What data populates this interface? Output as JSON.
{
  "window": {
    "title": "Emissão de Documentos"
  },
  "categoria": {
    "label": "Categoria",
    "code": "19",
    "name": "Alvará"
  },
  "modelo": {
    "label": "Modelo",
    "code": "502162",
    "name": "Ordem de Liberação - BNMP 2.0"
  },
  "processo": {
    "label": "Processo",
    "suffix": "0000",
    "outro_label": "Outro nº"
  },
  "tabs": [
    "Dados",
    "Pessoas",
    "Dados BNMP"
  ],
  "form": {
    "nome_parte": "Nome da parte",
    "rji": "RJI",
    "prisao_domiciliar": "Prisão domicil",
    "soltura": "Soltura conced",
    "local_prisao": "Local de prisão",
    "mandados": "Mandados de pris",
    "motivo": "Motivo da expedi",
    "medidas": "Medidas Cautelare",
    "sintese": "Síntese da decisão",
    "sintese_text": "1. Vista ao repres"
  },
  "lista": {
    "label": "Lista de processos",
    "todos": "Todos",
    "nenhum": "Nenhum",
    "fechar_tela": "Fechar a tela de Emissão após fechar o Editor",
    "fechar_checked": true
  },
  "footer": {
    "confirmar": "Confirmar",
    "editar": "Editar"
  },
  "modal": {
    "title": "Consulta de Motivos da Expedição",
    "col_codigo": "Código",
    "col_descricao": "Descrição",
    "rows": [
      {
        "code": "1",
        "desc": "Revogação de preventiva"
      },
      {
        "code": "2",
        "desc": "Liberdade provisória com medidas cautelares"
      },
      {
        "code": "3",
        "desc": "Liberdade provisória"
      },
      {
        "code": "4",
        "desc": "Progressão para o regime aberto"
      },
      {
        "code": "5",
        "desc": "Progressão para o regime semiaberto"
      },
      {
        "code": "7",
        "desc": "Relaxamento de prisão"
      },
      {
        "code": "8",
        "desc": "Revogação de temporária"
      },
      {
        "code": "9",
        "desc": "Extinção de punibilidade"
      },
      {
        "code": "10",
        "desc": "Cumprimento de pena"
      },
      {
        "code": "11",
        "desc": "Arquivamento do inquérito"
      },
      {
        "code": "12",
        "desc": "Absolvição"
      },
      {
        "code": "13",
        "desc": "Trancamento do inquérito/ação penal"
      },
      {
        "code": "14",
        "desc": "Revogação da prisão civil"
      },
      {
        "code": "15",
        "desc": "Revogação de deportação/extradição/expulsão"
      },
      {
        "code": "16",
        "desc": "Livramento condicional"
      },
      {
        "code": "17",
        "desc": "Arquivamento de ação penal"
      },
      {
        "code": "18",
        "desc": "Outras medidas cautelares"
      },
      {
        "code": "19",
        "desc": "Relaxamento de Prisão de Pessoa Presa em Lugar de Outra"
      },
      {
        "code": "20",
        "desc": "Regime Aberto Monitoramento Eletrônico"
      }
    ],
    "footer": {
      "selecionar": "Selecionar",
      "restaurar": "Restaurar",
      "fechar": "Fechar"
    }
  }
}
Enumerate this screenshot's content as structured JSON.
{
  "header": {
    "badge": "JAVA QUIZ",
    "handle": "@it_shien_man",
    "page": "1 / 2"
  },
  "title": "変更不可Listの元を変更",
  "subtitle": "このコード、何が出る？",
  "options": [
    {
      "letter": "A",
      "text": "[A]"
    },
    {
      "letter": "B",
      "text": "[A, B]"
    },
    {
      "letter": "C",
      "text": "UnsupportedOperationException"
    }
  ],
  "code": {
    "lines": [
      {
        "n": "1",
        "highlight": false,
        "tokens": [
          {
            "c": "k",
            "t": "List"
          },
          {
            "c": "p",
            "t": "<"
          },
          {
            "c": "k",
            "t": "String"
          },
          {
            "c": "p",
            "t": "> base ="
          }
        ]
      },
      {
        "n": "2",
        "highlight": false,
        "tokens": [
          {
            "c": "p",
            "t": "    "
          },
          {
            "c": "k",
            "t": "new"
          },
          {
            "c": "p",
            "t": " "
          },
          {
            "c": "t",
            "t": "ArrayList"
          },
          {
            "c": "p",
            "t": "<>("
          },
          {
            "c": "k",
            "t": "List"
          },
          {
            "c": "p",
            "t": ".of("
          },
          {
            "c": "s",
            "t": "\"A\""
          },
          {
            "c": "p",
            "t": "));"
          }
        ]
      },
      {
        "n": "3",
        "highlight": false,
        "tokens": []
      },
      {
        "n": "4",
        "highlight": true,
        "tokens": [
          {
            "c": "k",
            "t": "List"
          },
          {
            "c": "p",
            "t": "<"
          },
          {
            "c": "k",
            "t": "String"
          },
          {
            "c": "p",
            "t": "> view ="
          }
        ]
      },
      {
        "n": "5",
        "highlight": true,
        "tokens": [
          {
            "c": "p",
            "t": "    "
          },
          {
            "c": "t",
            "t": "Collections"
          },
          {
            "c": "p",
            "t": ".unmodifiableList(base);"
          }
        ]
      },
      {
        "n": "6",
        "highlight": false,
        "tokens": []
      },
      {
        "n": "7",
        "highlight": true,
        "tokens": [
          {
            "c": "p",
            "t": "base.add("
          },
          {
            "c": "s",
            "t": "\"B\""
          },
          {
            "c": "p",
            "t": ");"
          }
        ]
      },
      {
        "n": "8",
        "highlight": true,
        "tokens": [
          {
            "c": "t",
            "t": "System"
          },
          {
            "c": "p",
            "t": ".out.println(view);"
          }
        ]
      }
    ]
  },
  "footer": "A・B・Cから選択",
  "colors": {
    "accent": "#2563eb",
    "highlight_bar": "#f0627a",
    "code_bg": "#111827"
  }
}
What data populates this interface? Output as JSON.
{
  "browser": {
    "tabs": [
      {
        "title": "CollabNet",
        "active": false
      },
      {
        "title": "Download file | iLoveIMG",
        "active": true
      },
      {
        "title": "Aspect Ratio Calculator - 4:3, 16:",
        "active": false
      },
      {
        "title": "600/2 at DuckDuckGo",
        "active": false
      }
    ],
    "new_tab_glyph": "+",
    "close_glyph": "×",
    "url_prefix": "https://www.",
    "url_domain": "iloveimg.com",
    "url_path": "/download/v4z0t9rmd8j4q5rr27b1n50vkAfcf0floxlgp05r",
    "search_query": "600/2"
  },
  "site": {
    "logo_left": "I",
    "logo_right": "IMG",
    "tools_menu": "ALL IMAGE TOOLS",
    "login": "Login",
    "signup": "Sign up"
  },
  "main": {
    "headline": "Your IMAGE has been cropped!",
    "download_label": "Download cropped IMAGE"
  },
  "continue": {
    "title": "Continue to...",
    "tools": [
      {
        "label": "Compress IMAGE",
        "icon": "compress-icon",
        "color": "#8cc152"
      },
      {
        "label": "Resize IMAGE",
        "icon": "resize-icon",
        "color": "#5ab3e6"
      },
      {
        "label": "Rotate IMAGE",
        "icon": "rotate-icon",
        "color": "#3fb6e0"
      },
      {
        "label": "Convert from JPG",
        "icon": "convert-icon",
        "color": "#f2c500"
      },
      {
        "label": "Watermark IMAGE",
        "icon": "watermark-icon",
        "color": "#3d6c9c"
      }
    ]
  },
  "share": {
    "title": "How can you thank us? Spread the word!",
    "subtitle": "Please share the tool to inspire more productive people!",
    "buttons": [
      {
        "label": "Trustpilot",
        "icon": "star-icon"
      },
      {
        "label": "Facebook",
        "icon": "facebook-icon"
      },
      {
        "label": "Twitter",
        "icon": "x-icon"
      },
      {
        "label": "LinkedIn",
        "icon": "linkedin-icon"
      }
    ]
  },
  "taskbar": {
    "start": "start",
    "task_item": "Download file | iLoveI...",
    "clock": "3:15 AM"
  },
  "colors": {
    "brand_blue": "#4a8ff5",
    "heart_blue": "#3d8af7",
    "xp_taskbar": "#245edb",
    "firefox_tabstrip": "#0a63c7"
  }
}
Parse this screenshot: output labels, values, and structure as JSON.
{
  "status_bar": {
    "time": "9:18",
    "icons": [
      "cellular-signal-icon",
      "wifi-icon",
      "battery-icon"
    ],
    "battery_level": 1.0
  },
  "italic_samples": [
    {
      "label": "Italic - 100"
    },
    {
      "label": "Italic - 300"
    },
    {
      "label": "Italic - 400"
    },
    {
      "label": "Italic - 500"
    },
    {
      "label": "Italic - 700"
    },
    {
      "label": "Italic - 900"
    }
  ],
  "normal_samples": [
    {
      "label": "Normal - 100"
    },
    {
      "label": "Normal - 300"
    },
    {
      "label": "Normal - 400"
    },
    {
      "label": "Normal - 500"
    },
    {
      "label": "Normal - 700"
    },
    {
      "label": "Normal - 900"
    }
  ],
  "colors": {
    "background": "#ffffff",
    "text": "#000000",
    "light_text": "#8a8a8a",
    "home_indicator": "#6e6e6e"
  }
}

TASK TO COMPLETE:
Copy out exactly the lines from the line with "Parse this screenshot: output" to the end of the listing, including both of those lines, and give nothing else.

IN RESPONSE:
Parse this screenshot: output labels, values, and structure as JSON.
{
  "status_bar": {
    "time": "9:18",
    "icons": [
      "cellular-signal-icon",
      "wifi-icon",
      "battery-icon"
    ],
    "battery_level": 1.0
  },
  "italic_samples": [
    {
      "label": "Italic - 100"
    },
    {
      "label": "Italic - 300"
    },
    {
      "label": "Italic - 400"
    },
    {
      "label": "Italic - 500"
    },
    {
      "label": "Italic - 700"
    },
    {
      "label": "Italic - 900"
    }
  ],
  "normal_samples": [
    {
      "label": "Normal - 100"
    },
    {
      "label": "Normal - 300"
    },
    {
      "label": "Normal - 400"
    },
    {
      "label": "Normal - 500"
    },
    {
      "label": "Normal - 700"
    },
    {
      "label": "Normal - 900"
    }
  ],
  "colors": {
    "background": "#ffffff",
    "text": "#000000",
    "light_text": "#8a8a8a",
    "home_indicator": "#6e6e6e"
  }
}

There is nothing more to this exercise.